* [TASK TO CARRY OUT]: In the data below, find every line with the string "установленном" and pull it out.

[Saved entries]
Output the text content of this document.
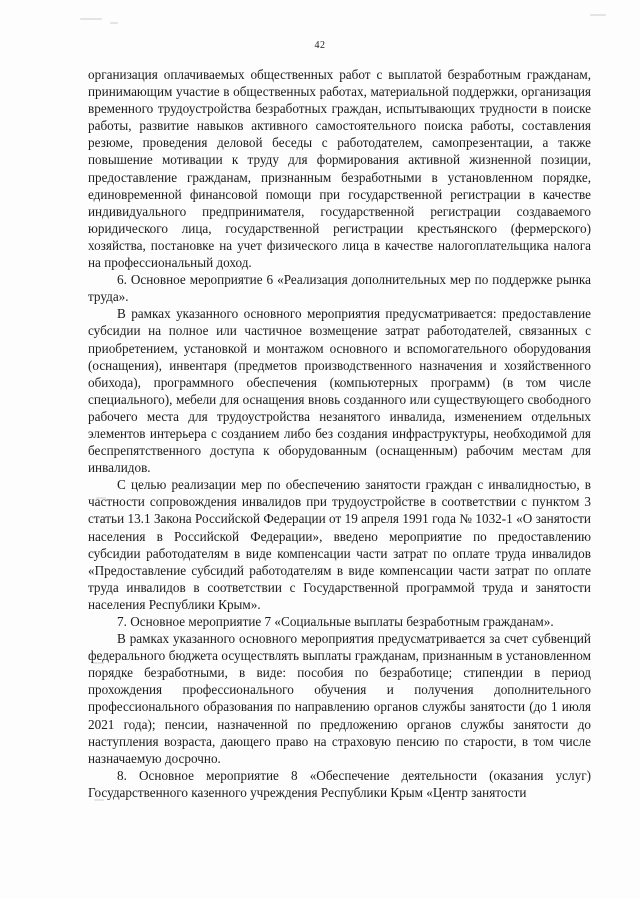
42

организация оплачиваемых общественных работ с выплатой безработным гражданам, принимающим участие в общественных работах, материальной поддержки, организация временного трудоустройства безработных граждан, испытывающих трудности в поиске работы, развитие навыков активного самостоятельного поиска работы, составления резюме, проведения деловой беседы с работодателем, самопрезентации, а также повышение мотивации к труду для формирования активной жизненной позиции, предоставление гражданам, признанным безработными в установленном порядке, единовременной финансовой помощи при государственной регистрации в качестве индивидуального предпринимателя, государственной регистрации создаваемого юридического лица, государственной регистрации крестьянского (фермерского) хозяйства, постановке на учет физического лица в качестве налогоплательщика налога на профессиональный доход.

6. Основное мероприятие 6 «Реализация дополнительных мер по поддержке рынка труда».

В рамках указанного основного мероприятия предусматривается: предоставление субсидии на полное или частичное возмещение затрат работодателей, связанных с приобретением, установкой и монтажом основного и вспомогательного оборудования (оснащения), инвентаря (предметов производственного назначения и хозяйственного обихода), программного обеспечения (компьютерных программ) (в том числе специального), мебели для оснащения вновь созданного или существующего свободного рабочего места для трудоустройства незанятого инвалида, изменением отдельных элементов интерьера с созданием либо без создания инфраструктуры, необходимой для беспрепятственного доступа к оборудованным (оснащенным) рабочим местам для инвалидов.

С целью реализации мер по обеспечению занятости граждан с инвалидностью, в частности сопровождения инвалидов при трудоустройстве в соответствии с пунктом 3 статьи 13.1 Закона Российской Федерации от 19 апреля 1991 года № 1032-1 «О занятости населения в Российской Федерации», введено мероприятие по предоставлению субсидии работодателям в виде компенсации части затрат по оплате труда инвалидов «Предоставление субсидий работодателям в виде компенсации части затрат по оплате труда инвалидов в соответствии с Государственной программой труда и занятости населения Республики Крым».

7. Основное мероприятие 7 «Социальные выплаты безработным гражданам».

В рамках указанного основного мероприятия предусматривается за счет субвенций федерального бюджета осуществлять выплаты гражданам, признанным в установленном порядке безработными, в виде: пособия по безработице; стипендии в период прохождения профессионального обучения и получения дополнительного профессионального образования по направлению органов службы занятости (до 1 июля 2021 года); пенсии, назначенной по предложению органов службы занятости до наступления возраста, дающего право на страховую пенсию по старости, в том числе назначаемую досрочно.

8. Основное мероприятие 8 «Обеспечение деятельности (оказания услуг) Государственного казенного учреждения Республики Крым «Центр занятости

* [THE RESPONSE]:
организация оплачиваемых общественных работ с выплатой безработным гражданам, принимающим участие в общественных работах, материальной поддержки, организация временного трудоустройства безработных граждан, испытывающих трудности в поиске работы, развитие навыков активного самостоятельного поиска работы, составления резюме, проведения деловой беседы с работодателем, самопрезентации, а также повышение мотивации к труду для формирования активной жизненной позиции, предоставление гражданам, признанным безработными в установленном порядке, единовременной финансовой помощи при государственной регистрации в качестве индивидуального предпринимателя, государственной регистрации создаваемого юридического лица, государственной регистрации крестьянского (фермерского) хозяйства, постановке на учет физического лица в качестве налогоплательщика налога на профессиональный доход.
В рамках указанного основного мероприятия предусматривается за счет субвенций федерального бюджета осуществлять выплаты гражданам, признанным в установленном порядке безработными, в виде: пособия по безработице; стипендии в период прохождения профессионального обучения и получения дополнительного профессионального образования по направлению органов службы занятости (до 1 июля 2021 года); пенсии, назначенной по предложению органов службы занятости до наступления возраста, дающего право на страховую пенсию по старости, в том числе назначаемую досрочно.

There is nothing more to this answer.